■ Goal of the exercise
In the data below, locate each line with the word "page" and list it.

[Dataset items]
********************
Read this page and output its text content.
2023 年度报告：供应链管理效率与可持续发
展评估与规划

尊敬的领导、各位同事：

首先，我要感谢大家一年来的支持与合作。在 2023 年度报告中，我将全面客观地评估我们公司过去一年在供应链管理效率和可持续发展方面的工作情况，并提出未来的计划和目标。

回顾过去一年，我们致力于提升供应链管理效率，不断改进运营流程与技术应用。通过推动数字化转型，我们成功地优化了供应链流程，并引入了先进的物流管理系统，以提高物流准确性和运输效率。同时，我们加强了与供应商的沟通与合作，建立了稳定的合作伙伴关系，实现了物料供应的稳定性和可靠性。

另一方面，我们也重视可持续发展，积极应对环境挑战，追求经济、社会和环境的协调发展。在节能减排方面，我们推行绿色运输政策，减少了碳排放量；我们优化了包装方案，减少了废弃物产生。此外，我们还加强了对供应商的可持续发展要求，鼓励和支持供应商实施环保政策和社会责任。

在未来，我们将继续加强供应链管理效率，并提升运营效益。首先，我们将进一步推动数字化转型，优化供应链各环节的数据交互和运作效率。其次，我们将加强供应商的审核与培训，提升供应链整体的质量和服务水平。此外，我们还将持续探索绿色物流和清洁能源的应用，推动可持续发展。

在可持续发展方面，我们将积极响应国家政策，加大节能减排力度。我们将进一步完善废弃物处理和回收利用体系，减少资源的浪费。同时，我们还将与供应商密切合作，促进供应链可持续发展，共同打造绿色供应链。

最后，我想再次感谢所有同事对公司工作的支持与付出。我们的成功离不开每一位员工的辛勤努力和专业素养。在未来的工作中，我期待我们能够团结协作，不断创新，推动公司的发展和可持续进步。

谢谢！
********************
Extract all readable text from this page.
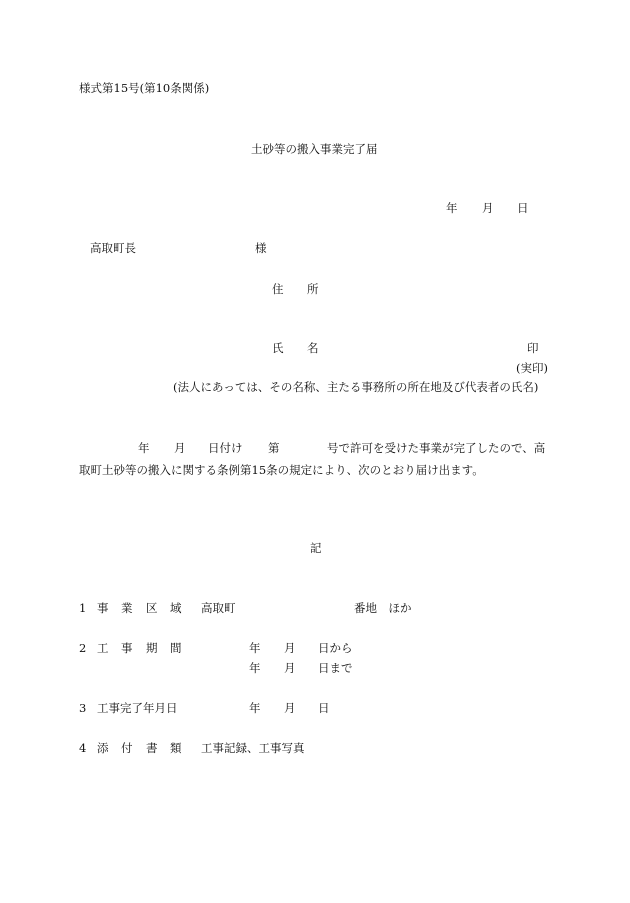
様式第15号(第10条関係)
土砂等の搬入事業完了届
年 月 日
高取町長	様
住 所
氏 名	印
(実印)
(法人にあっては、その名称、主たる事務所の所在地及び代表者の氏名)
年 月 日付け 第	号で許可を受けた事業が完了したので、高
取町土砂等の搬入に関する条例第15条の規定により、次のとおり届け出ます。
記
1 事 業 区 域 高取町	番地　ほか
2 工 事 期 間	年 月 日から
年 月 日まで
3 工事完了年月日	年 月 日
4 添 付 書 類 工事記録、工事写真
********************
■ Full solution
Read this page and output its text content.
Extract all readable text from this page.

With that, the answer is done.